Transcribe each record exactly. Include every one.

==== Material for this exercise ====

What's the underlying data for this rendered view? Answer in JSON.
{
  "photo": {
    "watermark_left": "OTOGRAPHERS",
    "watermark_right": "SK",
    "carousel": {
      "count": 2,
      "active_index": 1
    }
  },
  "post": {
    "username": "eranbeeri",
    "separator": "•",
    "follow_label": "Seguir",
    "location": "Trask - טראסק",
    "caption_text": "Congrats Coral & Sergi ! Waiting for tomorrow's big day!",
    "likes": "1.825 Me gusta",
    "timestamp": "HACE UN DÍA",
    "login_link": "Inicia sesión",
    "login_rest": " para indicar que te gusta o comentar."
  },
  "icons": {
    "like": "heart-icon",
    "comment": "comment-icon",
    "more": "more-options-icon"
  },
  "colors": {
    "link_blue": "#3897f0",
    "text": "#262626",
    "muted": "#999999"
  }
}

====

**Solution:**
What's the underlying data for this rendered view? Answer in JSON.
{
  "photo": {
    "watermark_left": "OTOGRAPHERS",
    "watermark_right": "SK",
    "carousel": {
      "count": 2,
      "active_index": 1
    }
  },
  "post": {
    "username": "eranbeeri",
    "separator": "•",
    "follow_label": "Seguir",
    "location": "Trask - טראסק",
    "caption_text": "Congrats Coral & Sergi ! Waiting for tomorrow's big day!",
    "likes": "1.825 Me gusta",
    "timestamp": "HACE UN DÍA",
    "login_link": "Inicia sesión",
    "login_rest": " para indicar que te gusta o comentar."
  },
  "icons": {
    "like": "heart-icon",
    "comment": "comment-icon",
    "more": "more-options-icon"
  },
  "colors": {
    "link_blue": "#3897f0",
    "text": "#262626",
    "muted": "#999999"
  }
}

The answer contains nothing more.